**BRIEF**:
Show every line in the records below that contains the word "DeepReviewer".
+-------+
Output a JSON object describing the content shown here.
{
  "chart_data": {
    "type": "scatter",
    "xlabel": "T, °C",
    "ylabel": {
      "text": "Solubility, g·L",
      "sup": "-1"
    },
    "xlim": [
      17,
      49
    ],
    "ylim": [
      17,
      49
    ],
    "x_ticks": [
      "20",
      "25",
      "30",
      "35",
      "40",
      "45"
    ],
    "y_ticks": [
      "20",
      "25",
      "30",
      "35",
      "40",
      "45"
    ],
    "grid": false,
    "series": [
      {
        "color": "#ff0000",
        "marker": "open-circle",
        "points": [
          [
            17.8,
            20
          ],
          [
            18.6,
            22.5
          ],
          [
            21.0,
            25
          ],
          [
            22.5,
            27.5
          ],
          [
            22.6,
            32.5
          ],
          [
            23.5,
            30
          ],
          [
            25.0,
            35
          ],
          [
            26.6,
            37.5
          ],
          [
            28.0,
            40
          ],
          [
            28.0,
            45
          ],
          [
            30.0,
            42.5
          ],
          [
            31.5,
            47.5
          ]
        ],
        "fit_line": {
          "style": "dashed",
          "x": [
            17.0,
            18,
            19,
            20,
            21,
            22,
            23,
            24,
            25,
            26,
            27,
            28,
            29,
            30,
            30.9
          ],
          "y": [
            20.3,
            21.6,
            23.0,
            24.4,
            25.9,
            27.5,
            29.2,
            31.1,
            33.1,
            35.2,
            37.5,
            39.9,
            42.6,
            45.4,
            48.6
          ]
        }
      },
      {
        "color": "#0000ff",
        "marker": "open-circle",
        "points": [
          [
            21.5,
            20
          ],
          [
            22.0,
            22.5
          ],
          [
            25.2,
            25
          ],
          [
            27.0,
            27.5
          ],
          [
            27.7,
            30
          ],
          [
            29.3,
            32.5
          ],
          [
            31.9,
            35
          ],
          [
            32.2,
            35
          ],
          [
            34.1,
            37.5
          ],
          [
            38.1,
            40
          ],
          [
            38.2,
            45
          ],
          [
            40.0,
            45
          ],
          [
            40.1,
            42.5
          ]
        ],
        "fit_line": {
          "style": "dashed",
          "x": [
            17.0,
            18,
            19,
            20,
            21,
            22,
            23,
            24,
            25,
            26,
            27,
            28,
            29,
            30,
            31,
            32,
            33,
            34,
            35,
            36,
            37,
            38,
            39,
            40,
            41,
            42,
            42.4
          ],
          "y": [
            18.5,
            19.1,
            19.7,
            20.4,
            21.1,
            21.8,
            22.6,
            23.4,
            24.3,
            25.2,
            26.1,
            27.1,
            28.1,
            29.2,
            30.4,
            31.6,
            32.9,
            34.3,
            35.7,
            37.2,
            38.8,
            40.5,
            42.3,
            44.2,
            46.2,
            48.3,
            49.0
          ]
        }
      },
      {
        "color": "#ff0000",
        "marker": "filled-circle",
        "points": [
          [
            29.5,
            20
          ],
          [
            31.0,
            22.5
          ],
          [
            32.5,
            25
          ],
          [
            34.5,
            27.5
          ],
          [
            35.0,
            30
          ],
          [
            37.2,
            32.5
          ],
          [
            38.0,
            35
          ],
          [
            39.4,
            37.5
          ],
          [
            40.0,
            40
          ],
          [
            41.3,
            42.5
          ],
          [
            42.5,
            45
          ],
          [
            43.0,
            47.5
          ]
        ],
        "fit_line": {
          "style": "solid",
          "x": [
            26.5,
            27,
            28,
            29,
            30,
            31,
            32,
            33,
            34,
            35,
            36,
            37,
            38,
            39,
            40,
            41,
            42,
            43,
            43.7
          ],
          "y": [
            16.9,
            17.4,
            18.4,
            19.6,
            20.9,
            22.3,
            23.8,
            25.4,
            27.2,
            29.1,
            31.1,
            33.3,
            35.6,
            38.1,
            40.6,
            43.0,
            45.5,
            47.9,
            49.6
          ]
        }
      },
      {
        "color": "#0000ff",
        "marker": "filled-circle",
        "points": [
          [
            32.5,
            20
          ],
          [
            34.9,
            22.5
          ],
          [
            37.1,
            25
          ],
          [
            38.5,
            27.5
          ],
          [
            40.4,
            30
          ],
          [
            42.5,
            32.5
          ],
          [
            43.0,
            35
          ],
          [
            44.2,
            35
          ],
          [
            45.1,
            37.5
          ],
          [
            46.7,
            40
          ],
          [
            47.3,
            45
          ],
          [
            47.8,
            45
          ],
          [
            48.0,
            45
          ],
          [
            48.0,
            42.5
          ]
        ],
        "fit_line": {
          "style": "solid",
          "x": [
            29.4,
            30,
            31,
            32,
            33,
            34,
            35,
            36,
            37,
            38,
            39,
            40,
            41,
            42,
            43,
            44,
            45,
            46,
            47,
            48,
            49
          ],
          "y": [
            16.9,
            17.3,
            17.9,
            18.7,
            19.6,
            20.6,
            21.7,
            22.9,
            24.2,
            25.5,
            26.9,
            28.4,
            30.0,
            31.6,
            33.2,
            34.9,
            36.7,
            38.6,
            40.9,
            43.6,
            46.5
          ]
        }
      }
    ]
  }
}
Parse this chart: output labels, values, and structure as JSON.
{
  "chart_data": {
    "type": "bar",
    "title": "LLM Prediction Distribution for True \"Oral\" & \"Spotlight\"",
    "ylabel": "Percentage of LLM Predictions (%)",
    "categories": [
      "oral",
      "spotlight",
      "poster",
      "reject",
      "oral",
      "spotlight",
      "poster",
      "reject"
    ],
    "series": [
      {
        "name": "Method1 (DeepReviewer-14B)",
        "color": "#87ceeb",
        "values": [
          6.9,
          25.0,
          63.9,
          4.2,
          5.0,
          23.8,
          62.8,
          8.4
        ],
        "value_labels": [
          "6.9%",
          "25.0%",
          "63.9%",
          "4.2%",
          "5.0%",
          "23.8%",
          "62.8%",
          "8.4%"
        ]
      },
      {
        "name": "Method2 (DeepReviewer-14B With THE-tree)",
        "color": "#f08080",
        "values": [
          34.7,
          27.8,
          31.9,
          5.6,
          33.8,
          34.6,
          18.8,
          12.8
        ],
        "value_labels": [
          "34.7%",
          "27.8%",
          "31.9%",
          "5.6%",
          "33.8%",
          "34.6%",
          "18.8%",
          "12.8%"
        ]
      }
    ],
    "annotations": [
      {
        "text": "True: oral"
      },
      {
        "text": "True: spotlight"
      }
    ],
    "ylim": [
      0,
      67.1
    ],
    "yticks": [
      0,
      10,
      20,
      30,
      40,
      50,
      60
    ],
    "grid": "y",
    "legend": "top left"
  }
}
+-------+
**TASK ANSWER**:
        "name": "Method1 (DeepReviewer-14B)",
        "name": "Method2 (DeepReviewer-14B With THE-tree)",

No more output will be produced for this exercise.